Keep only the lines of the listing that include the word "tolv", and copy them.

__RECORDS FOR THE EXERCISE__:

--------------------------------

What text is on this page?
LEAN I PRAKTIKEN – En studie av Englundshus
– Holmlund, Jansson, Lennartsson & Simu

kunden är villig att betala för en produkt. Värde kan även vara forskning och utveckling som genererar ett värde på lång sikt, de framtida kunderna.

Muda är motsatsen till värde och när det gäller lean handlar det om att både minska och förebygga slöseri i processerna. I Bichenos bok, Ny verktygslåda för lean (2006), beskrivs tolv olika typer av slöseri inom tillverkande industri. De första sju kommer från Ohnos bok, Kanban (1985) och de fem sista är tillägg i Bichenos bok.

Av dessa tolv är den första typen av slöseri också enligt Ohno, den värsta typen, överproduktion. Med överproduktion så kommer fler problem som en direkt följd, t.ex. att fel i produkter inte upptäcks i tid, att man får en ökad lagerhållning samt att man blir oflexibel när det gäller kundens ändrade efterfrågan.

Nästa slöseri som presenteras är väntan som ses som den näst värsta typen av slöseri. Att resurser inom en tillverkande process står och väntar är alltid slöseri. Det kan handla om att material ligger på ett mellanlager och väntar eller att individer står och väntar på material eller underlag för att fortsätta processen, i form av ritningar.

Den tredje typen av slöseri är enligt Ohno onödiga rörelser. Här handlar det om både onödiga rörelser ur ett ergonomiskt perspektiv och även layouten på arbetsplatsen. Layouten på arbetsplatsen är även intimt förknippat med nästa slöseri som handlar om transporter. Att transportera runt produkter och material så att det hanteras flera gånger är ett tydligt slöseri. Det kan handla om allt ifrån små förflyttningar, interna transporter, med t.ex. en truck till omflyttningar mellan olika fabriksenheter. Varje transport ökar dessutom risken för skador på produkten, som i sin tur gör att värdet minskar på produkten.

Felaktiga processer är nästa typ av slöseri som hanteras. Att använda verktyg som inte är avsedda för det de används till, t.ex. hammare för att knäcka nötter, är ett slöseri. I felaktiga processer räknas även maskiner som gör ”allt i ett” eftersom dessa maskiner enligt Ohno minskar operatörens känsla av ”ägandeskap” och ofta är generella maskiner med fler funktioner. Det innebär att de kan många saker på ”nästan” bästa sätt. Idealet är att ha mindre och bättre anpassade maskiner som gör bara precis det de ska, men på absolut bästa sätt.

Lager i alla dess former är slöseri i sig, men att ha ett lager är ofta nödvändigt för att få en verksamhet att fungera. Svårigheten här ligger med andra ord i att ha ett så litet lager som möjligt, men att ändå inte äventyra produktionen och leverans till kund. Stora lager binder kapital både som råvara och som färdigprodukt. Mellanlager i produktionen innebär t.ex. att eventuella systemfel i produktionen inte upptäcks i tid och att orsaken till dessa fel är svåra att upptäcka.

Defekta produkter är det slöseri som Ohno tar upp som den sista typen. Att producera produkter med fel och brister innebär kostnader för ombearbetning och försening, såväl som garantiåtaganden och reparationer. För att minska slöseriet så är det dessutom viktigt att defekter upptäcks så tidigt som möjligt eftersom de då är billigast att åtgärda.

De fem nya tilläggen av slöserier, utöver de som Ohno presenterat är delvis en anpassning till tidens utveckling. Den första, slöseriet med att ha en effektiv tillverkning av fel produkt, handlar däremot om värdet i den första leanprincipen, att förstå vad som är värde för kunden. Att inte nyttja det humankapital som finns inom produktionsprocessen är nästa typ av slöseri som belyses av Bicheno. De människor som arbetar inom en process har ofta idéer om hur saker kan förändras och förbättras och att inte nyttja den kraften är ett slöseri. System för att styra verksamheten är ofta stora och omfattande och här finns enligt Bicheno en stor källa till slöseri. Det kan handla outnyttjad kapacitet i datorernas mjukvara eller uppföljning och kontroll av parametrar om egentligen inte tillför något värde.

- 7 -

--------------------------------

__SOLUTION FOR THIS PROBLEM__:
Muda är motsatsen till värde och när det gäller lean handlar det om att både minska och förebygga slöseri i processerna. I Bichenos bok, Ny verktygslåda för lean (2006), beskrivs tolv olika typer av slöseri inom tillverkande industri. De första sju kommer från Ohnos bok, Kanban (1985) och de fem sista är tillägg i Bichenos bok.
Av dessa tolv är den första typen av slöseri också enligt Ohno, den värsta typen, överproduktion. Med överproduktion så kommer fler problem som en direkt följd, t.ex. att fel i produkter inte upptäcks i tid, att man får en ökad lagerhållning samt att man blir oflexibel när det gäller kundens ändrade efterfrågan.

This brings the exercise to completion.